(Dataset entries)
-----

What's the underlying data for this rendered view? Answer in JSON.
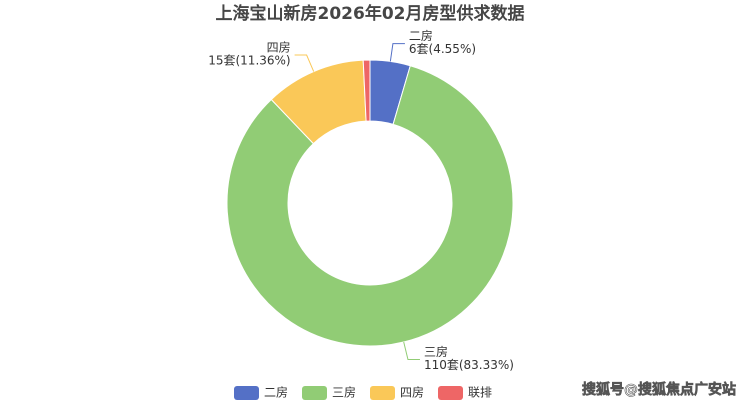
{
  "chart_data": {
    "type": "pie",
    "title": "上海宝山新房2026年02月房型供求数据",
    "categories": [
      "二房",
      "三房",
      "四房",
      "联排"
    ],
    "values": [
      6,
      110,
      15,
      1
    ],
    "value_labels": [
      "6套(4.55%)",
      "110套(83.33%)",
      "15套(11.36%)",
      null
    ],
    "colors": [
      "#5470c6",
      "#91cc75",
      "#fac858",
      "#ee6666"
    ],
    "donut": true,
    "legend": "bottom",
    "watermark": "搜狐号@搜狐焦点广安站"
  }
}
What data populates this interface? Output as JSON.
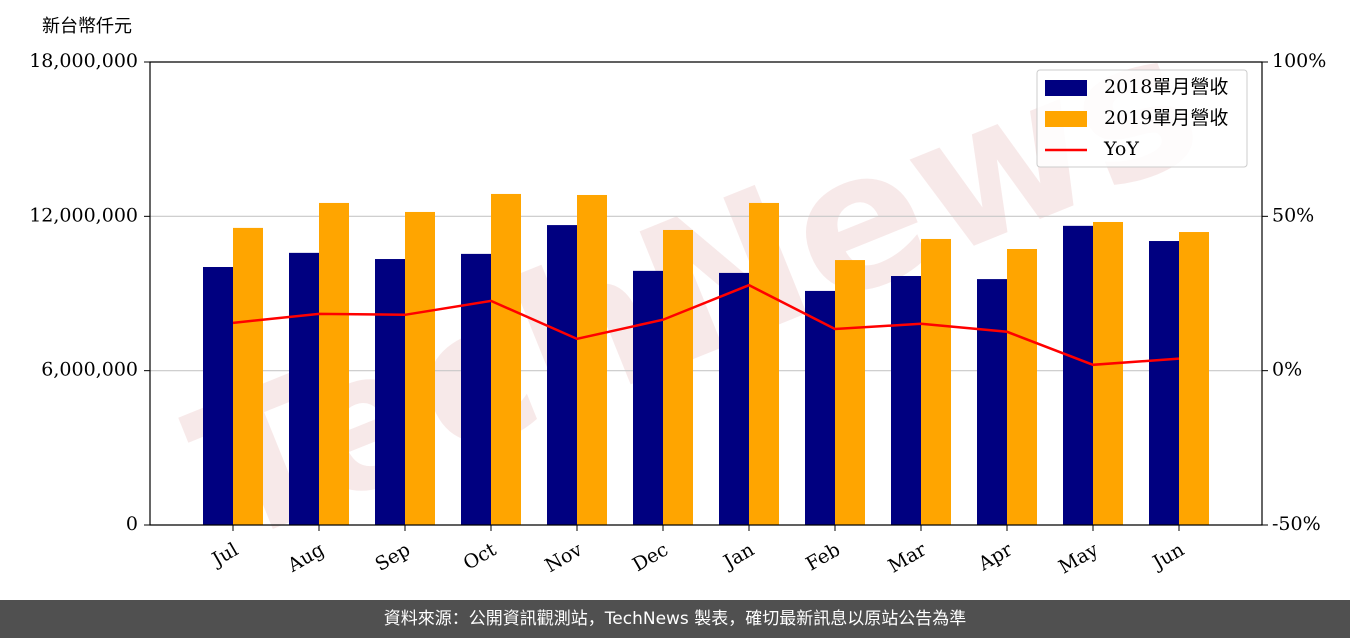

-----

Reproduce each entry verbatim, excluding any embedded images.

• **WORKED ANSWER**
What's the underlying data for this rendered view? Answer in JSON.
{
  "chart_data": {
    "type": "pie",
    "title": "上海宝山新房2026年02月房型供求数据",
    "categories": [
      "二房",
      "三房",
      "四房",
      "联排"
    ],
    "values": [
      6,
      110,
      15,
      1
    ],
    "value_labels": [
      "6套(4.55%)",
      "110套(83.33%)",
      "15套(11.36%)",
      null
    ],
    "colors": [
      "#5470c6",
      "#91cc75",
      "#fac858",
      "#ee6666"
    ],
    "donut": true,
    "legend": "bottom",
    "watermark": "搜狐号@搜狐焦点广安站"
  }
}
What data populates this interface? Output as JSON.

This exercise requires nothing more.